▸ **DATA PROVIDED**:

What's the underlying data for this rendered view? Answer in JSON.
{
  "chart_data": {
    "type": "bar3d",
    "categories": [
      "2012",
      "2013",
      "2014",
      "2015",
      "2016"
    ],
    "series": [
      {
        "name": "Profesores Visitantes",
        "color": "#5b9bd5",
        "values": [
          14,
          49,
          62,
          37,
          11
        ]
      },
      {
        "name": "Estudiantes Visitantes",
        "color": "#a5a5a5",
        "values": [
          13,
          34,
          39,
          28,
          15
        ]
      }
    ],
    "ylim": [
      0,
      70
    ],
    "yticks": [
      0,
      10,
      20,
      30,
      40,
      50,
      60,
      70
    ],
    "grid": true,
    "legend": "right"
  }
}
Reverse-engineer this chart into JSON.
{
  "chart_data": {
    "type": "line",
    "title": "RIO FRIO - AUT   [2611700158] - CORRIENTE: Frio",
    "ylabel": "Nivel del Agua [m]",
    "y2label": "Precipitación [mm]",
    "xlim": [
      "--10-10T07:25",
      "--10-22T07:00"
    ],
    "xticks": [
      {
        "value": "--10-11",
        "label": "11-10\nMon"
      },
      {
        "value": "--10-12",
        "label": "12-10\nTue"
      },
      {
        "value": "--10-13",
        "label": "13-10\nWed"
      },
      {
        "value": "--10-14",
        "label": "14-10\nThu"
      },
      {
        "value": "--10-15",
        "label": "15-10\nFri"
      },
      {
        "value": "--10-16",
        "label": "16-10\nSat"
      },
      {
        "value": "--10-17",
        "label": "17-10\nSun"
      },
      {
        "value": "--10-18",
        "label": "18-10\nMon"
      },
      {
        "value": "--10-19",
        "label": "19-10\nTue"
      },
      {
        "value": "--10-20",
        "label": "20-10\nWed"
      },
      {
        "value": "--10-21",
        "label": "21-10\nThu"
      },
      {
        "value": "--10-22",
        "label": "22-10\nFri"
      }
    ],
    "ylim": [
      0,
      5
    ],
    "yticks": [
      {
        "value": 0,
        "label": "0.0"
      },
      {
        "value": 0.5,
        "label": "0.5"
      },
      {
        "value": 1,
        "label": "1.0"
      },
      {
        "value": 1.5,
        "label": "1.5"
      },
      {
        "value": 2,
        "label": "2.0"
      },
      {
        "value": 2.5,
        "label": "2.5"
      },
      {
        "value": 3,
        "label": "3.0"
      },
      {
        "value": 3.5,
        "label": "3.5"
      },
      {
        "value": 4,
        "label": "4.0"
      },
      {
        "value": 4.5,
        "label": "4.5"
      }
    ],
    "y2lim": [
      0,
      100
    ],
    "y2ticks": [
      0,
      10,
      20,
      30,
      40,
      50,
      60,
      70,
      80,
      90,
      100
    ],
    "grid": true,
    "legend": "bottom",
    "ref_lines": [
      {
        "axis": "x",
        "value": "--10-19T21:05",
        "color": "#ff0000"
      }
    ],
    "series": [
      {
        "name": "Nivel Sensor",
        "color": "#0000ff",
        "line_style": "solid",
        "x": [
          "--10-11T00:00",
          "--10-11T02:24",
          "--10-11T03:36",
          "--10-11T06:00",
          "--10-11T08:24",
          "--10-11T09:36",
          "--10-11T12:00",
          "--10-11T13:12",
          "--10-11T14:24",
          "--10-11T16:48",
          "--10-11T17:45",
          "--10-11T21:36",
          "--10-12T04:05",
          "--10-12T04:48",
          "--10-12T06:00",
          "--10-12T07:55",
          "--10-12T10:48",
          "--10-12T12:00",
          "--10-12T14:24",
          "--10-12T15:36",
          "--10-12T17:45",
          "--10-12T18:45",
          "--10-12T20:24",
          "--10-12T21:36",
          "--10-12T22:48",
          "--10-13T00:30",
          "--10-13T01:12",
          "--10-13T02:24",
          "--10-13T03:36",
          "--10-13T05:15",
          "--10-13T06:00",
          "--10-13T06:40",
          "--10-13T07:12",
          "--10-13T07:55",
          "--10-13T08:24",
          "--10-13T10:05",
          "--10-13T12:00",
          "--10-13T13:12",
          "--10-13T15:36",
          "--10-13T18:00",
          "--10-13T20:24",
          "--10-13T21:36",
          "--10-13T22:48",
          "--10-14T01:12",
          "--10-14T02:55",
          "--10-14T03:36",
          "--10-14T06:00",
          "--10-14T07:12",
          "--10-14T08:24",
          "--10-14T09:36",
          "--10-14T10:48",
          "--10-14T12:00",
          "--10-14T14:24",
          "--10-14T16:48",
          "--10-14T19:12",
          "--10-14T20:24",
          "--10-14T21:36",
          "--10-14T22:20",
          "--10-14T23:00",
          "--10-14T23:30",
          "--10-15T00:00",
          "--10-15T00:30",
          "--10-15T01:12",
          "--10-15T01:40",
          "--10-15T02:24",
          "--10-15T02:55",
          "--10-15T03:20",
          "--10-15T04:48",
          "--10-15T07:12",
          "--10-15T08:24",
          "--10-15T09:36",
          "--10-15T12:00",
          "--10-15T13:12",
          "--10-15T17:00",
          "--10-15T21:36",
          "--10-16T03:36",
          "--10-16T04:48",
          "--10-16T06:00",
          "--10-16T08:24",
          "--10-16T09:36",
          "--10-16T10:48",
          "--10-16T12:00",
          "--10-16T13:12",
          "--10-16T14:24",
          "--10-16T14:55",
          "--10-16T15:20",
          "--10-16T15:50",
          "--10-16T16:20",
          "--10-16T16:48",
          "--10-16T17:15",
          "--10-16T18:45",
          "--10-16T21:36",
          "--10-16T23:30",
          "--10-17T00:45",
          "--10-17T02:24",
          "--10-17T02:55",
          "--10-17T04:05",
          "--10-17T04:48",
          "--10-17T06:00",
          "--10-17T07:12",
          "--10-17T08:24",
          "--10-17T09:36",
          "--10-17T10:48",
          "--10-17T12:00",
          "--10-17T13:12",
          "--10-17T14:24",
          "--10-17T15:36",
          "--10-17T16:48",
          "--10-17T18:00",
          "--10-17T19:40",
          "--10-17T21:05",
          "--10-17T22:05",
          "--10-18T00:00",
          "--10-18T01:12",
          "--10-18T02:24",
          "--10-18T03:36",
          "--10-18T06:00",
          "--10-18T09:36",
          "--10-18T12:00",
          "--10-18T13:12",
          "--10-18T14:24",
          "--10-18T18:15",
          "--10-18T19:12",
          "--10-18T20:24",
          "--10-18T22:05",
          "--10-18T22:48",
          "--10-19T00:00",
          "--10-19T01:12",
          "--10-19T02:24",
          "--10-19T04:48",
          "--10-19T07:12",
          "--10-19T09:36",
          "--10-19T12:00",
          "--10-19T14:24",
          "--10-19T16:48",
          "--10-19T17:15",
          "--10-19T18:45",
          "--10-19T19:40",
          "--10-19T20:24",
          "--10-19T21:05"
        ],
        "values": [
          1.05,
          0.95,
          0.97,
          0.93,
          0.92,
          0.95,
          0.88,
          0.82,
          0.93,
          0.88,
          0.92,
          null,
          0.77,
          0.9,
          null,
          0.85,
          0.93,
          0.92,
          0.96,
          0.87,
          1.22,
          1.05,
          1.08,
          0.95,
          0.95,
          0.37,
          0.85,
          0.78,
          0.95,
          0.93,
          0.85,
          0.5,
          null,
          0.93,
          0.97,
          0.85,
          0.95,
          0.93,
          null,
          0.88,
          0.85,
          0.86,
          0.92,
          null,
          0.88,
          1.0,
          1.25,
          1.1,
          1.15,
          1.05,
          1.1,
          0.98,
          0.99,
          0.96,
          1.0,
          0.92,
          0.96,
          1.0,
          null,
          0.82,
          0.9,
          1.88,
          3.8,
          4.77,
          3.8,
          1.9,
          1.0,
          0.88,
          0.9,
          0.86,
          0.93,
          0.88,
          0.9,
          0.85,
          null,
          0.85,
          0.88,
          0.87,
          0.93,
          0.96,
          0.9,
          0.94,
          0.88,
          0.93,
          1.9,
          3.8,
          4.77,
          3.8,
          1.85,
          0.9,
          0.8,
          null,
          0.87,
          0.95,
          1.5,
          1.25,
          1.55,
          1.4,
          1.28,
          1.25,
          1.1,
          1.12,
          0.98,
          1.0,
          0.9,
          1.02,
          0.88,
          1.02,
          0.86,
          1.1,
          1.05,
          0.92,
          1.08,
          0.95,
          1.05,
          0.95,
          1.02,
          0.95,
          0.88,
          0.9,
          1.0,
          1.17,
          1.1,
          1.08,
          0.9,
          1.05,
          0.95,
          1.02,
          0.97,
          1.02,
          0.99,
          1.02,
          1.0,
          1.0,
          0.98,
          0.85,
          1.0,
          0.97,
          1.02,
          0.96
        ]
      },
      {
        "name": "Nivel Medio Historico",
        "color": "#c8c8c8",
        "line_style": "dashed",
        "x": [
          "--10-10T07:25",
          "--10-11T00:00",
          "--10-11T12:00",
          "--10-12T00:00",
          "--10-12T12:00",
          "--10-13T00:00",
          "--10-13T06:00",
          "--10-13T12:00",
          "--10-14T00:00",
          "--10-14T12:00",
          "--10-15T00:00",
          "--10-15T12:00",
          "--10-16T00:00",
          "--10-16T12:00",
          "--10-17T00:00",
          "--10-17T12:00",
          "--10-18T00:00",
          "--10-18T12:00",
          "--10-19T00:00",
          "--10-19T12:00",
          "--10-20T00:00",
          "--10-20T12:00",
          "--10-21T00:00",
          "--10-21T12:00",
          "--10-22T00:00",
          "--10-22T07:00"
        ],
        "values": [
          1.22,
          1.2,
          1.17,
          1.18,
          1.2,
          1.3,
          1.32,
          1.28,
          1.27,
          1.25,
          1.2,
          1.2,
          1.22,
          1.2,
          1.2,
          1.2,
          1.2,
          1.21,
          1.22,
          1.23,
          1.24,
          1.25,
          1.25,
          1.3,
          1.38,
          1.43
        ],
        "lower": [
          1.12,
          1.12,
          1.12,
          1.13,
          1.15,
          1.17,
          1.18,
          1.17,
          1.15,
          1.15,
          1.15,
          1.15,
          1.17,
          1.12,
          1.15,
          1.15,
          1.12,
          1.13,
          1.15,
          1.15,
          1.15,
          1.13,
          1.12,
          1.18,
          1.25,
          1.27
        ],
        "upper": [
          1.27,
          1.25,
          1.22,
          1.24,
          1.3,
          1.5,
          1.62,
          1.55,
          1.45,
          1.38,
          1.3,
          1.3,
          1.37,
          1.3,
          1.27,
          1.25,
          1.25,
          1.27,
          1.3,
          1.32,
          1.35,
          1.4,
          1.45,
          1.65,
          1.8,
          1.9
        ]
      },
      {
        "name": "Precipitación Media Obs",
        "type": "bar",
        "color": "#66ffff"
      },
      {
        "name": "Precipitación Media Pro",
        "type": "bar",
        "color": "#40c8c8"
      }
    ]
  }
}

▸ **SET TASK**: Nothing but a number is needed here: how many lines hold the string "color"?

▸ **OUTPUT**: 7